ARBEITSAUFTRAG>
Wie geht der Zeitungsartikel über den Mentalmagier Christoph Kuch weiter? Schreib ihn im Anschluss an seinen letzten Satz fort.

TEXTAUSZUG>
AusgabeDie Rheinpfalz Mittelhaardter Rundschau – Nr. 71
DatumDienstag, den 25. März 2025
Seite15

„Oh Anneliese, popel nicht“

Kultur Regional

Unwahrscheinlich unglaublich: Mentalmagier Christoph Kuch verblüfft bei „Kabarettissimo“ im Herrenhof mit seiner Treffsicherheit

Von Cosima Schade
 

Der Mentalmagier Christoph Kuch versetzte die Zuschauer im Herrenhof in Mußbach am Samstag in der Show „Ich weiß“ in absolutes Staunen. Wie macht er das nur? Liest er wirklich Gedanken, manipuliert er, oder ist alles nur ein Zaubertrick? Einfach unglaublich.

Kuch zaubert keine Hasen aus Hüten und verwandelt kein Wasser in Wein. Ein Mentalmagier gibt vor, Gedanken zu lesen. Kuch ist darin Weltmeister. Trotzdem ist es ihm wichtig, die Zuschauer wissen zu lassen, dass alles „nur Show“ ist. Er kann keine Lottozahlen vorhersagen. Er kann nicht mit Toten sprechen. Wahrscheinlich kann er sogar nicht einmal wirklich Gedanken lesen. Dennoch spielt er mit dieser Aura. Kann er es vielleicht doch, indem er die Mikrokörpersprache liest? Damit würde er über ein beneidenswertes Wissen verfügen. Er könnte Lügner entlarven. Oder kann er „einfach“ super manipulieren? Aber dann würde man nur glauben, über einen freien Willen zu verfügen, läge aber völlig in den Händen von Menschen, die entsprechende Techniken beherrschen. Oder aber arbeitet er nur mit Wahrscheinlichkeiten? In Interviews sagte er, dass diese Wahrscheinlichkeiten für eine Show nicht ausreichten. Er könne ja keine Show gestalten mit nur 80 Prozent Treffsicherheit. Tatsächlich sitzen bei ihm 100 Prozent!

QUELLENANGABEN>

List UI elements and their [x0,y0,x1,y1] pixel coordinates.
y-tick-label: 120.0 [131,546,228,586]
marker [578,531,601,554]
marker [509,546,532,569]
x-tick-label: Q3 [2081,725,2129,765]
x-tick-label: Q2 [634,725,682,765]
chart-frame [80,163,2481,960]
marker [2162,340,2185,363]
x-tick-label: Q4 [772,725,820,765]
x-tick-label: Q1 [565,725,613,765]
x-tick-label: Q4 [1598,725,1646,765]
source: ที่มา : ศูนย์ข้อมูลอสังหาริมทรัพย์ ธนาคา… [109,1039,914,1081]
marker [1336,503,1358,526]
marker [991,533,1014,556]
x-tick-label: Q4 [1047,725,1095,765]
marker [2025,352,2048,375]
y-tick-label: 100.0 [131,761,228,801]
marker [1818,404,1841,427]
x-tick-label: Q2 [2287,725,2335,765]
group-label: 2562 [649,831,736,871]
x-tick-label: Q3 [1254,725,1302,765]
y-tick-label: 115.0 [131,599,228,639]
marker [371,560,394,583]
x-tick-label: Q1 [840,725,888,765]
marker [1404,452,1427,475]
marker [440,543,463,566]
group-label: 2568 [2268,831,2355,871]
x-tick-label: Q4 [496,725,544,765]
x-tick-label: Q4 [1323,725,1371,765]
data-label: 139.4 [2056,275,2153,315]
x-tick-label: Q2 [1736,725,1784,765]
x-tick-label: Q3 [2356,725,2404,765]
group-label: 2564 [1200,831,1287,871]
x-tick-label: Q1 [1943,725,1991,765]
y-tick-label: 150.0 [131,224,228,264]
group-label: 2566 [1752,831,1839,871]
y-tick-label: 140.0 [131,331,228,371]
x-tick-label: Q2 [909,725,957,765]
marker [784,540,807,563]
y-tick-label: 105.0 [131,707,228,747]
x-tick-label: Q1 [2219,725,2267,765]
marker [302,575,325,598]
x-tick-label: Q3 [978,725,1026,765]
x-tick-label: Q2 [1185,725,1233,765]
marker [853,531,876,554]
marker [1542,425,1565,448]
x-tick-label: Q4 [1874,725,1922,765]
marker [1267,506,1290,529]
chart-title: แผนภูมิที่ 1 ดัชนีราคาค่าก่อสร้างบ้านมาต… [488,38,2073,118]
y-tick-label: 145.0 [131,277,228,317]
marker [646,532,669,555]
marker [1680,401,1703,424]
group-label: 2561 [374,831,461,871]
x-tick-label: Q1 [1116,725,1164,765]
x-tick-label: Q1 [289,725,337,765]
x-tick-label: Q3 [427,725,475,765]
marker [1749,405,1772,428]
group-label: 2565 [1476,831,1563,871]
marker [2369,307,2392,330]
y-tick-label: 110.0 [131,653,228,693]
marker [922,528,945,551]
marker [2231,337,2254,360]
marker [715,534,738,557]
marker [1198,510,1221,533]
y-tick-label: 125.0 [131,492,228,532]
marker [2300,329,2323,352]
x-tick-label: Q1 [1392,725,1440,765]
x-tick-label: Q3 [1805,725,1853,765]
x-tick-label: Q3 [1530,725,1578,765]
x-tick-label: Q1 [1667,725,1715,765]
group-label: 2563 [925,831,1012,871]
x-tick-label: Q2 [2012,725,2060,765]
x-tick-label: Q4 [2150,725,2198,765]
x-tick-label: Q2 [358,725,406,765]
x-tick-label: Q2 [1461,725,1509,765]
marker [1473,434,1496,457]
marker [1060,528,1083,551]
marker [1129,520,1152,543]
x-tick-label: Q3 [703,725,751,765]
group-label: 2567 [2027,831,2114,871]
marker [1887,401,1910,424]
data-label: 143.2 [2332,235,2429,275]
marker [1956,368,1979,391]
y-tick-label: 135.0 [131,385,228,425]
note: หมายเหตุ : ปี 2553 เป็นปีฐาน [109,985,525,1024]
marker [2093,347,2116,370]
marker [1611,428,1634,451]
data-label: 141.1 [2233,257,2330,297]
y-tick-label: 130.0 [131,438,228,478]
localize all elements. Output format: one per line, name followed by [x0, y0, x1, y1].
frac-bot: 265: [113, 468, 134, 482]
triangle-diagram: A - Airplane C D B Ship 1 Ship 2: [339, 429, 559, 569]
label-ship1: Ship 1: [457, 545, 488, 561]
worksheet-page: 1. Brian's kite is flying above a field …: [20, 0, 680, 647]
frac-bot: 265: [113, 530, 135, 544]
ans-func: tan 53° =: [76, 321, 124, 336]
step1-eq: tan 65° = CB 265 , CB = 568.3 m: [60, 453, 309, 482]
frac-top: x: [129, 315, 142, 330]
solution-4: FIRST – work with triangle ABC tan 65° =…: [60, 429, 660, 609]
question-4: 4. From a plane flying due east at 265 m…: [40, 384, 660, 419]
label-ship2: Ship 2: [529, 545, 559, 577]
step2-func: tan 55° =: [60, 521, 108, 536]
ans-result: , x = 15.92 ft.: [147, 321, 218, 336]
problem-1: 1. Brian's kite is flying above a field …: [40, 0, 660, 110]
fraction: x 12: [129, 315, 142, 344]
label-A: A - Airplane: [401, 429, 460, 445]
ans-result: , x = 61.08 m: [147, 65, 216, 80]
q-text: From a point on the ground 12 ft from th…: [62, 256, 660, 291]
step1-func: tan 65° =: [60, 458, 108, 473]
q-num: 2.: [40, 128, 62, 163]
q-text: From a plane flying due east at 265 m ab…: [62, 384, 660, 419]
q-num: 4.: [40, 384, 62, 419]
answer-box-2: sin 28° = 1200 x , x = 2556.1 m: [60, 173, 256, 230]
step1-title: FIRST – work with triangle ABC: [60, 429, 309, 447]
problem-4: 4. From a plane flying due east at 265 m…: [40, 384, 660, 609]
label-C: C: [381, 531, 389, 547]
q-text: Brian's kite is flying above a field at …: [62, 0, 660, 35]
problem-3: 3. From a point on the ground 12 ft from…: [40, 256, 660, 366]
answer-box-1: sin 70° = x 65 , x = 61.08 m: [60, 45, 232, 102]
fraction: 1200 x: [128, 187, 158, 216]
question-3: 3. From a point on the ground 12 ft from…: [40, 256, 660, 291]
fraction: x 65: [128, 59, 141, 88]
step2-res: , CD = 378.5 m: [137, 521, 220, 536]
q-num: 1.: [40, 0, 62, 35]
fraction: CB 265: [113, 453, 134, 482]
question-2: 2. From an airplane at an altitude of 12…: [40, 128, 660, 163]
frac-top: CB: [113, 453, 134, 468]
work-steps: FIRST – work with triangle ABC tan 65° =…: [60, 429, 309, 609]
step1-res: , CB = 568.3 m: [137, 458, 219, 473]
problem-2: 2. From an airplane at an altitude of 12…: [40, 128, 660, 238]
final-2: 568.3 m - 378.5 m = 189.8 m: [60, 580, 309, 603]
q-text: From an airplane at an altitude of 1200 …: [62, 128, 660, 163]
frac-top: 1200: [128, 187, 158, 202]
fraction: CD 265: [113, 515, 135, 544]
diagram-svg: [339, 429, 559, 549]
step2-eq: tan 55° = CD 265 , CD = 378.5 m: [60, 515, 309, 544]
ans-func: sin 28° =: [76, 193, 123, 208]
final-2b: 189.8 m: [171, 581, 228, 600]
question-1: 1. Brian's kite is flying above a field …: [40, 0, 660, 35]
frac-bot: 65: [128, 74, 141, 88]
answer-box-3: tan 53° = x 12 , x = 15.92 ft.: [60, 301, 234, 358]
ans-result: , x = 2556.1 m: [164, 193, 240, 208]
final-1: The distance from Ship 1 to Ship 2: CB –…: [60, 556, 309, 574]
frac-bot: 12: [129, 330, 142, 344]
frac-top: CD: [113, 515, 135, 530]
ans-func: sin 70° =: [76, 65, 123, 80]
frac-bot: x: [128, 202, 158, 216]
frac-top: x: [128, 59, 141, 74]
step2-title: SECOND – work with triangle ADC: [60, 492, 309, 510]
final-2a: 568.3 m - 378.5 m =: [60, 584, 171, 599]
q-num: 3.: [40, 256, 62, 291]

DEINE ANTWORT>
Die Zuschauer kommen aus dem Staunen nicht heraus
Beispiel: Zwei Personen aus dem Publikum stehen auf der Bühne. Nur mittels Visualisierung soll der Pin-Code übertragen werden, die Empfängerin soll dann die Zahlen auf einen Block schreiben. Kuch schnippt mit den Fingern, als würde er den „Geist der Zahl“ auf seinem Weg begleiten. Tatsächlich kommt am Ende die richtige Zahlenkombination des Kontoinhabers an. Unheimlich.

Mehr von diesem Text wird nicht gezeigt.